(Saved entries)
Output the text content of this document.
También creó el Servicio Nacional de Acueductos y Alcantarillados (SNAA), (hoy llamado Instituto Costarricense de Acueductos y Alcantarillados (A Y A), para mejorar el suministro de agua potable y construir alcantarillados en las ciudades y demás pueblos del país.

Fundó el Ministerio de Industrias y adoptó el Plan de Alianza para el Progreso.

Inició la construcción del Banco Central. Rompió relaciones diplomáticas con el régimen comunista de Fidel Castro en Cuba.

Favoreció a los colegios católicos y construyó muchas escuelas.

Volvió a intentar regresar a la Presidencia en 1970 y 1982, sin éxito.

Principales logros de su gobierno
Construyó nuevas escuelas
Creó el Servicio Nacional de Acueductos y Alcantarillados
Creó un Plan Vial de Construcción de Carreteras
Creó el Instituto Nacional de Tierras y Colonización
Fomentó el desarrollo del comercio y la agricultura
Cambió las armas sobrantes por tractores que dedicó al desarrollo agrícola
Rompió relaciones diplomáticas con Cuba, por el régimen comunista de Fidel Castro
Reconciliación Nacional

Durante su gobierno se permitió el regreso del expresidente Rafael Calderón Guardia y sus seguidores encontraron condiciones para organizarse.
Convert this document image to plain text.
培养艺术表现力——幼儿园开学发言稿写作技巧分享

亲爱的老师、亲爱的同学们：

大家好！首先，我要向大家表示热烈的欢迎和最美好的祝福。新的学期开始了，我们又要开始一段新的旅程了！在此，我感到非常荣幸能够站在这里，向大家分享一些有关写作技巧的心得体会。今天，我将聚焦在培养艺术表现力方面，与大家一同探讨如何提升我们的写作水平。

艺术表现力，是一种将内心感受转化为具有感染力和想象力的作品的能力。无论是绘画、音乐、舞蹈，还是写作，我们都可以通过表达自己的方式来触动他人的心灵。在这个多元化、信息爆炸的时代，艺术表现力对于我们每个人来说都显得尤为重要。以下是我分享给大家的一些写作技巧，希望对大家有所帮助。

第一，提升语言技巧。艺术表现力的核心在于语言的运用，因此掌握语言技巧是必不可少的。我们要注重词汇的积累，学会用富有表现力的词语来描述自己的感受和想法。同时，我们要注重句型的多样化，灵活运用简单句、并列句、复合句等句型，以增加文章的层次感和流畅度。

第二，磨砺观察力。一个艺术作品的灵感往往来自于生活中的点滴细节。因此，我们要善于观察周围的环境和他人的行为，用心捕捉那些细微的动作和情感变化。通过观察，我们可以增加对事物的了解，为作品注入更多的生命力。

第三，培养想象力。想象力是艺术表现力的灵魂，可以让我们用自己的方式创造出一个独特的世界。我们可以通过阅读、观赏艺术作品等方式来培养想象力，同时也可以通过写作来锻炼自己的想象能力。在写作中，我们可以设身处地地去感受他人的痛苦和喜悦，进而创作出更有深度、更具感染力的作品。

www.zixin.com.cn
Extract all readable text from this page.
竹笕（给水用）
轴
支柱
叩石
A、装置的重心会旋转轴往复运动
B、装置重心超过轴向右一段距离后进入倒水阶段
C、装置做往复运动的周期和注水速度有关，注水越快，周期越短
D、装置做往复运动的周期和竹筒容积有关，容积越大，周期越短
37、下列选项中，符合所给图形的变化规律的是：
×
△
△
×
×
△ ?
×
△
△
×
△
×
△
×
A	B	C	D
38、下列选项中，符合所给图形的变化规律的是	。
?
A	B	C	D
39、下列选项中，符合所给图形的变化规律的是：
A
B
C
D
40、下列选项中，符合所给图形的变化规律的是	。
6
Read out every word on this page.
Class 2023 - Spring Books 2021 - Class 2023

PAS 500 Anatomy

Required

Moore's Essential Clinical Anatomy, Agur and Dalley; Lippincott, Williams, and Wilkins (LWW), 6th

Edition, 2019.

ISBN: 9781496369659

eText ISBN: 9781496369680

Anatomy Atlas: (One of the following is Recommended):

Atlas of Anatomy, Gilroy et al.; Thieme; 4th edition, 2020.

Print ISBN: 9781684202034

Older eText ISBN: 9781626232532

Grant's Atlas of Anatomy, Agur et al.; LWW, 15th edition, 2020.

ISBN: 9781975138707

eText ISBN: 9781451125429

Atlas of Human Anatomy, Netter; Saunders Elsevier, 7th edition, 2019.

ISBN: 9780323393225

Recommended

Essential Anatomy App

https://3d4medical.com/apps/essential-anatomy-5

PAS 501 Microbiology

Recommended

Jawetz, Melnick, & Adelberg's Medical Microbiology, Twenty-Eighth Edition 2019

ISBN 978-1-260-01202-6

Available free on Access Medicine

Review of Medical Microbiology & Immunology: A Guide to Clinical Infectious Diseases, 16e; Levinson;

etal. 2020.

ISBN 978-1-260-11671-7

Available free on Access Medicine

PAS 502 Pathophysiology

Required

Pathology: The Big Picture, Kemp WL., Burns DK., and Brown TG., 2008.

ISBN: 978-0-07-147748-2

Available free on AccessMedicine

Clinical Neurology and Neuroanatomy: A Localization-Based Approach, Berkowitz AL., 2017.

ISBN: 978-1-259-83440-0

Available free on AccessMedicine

## WRITTEN PROBLEM
Gather each line from the listing above that holds "Clinical".

## EXERCISE OUTPUT
Moore's Essential Clinical Anatomy, Agur and Dalley; Lippincott, Williams, and Wilkins (LWW), 6th
Review of Medical Microbiology & Immunology: A Guide to Clinical Infectious Diseases, 16e; Levinson;
Clinical Neurology and Neuroanatomy: A Localization-Based Approach, Berkowitz AL., 2017.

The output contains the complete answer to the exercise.